RECORDS>
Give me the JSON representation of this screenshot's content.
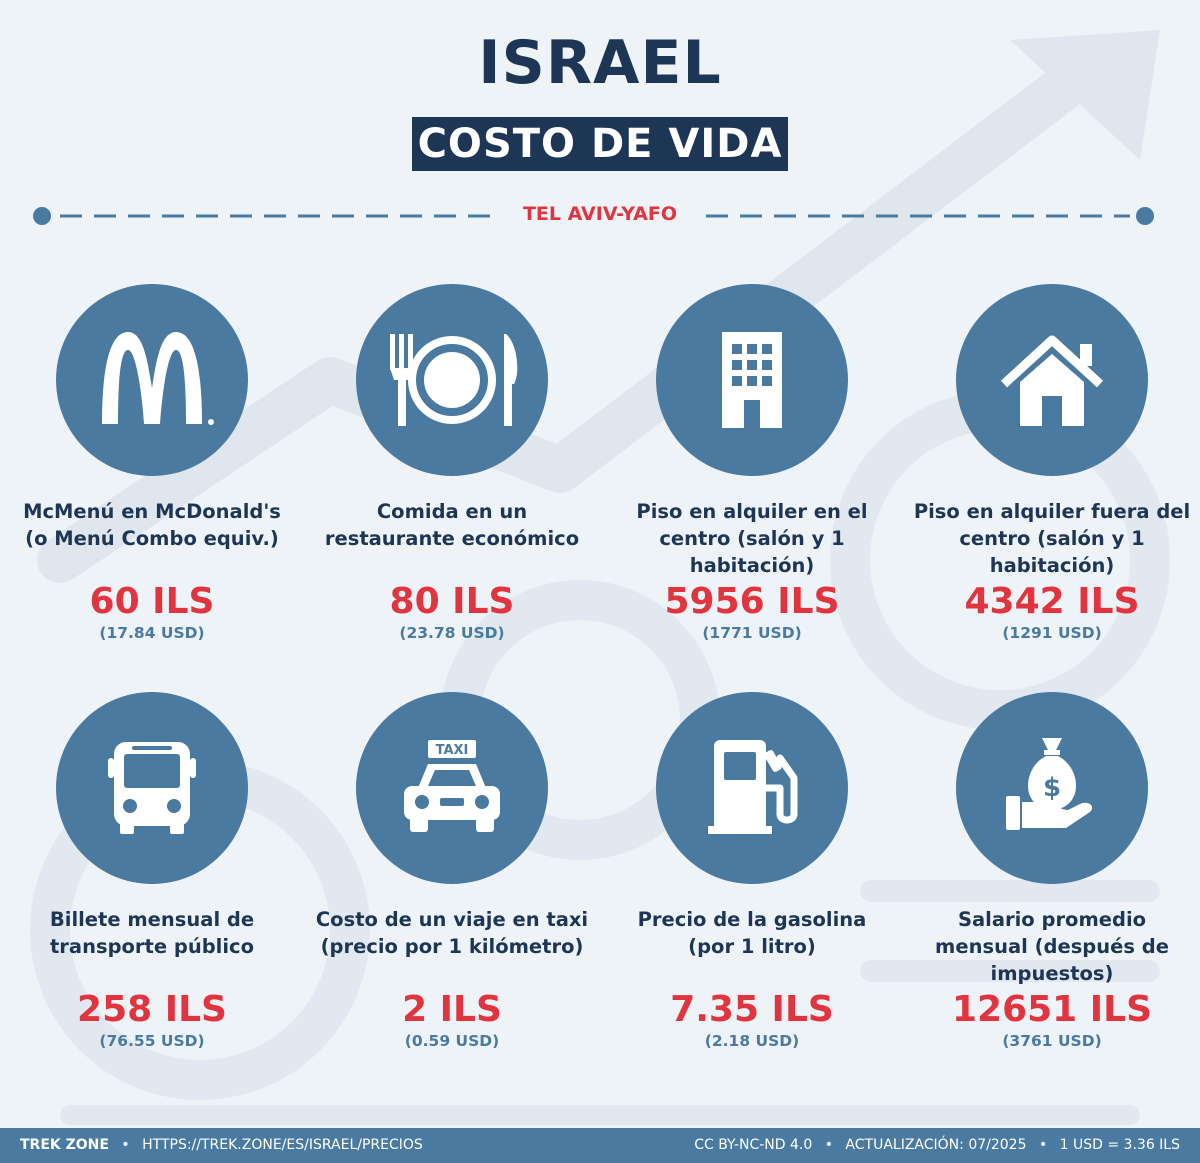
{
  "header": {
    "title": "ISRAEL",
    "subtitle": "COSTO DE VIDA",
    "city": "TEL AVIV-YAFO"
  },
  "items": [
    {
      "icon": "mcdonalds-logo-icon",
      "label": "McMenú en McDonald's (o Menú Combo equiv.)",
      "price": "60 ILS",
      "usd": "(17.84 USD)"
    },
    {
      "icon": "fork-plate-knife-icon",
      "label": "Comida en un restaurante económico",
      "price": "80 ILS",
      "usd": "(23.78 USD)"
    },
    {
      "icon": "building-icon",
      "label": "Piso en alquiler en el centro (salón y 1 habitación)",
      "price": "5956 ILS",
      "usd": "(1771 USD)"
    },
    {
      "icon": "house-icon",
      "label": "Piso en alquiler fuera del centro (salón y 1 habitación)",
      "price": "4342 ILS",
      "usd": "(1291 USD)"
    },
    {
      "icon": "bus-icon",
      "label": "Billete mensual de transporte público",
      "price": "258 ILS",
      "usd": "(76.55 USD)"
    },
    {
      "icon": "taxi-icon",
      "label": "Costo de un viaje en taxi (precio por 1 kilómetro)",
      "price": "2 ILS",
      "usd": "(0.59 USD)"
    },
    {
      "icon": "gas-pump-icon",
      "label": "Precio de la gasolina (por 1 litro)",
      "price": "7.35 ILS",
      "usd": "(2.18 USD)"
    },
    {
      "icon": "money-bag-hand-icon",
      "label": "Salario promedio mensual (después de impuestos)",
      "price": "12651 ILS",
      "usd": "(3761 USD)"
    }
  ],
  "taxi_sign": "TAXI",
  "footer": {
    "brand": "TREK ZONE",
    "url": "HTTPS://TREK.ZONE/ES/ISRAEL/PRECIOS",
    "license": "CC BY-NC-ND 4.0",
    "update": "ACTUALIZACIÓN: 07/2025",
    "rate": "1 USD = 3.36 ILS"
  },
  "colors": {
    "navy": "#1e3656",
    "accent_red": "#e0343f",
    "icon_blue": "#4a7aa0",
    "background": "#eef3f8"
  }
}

==

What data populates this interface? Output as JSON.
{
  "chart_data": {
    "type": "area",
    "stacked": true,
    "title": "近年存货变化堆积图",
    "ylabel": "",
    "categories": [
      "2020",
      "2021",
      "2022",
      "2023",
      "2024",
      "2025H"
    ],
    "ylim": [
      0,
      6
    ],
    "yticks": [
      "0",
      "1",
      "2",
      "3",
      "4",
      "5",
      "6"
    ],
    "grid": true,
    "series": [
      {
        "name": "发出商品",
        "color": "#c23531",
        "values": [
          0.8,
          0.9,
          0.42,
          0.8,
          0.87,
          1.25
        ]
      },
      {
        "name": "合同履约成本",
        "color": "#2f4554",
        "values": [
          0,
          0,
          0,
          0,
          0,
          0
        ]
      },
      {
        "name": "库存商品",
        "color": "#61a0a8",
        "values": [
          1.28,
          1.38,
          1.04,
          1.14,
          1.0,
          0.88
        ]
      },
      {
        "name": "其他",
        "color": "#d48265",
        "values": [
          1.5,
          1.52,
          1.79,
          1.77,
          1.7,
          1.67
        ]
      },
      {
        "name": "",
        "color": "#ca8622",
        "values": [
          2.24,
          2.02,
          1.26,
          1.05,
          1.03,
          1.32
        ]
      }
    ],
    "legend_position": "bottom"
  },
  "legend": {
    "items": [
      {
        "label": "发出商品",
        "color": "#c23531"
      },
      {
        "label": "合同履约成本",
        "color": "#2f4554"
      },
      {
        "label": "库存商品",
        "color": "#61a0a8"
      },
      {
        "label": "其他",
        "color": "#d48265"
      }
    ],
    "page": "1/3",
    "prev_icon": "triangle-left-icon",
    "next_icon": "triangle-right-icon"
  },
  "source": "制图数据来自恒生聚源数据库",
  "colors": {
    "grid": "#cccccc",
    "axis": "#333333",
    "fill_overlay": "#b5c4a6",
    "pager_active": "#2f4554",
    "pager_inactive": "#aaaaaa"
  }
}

TASK INSTRUCTIONS> Check each line of the data above for the string "name", then report how many lines have it, with no other words.

SOLUTION FOR THIS EXERCISE> 5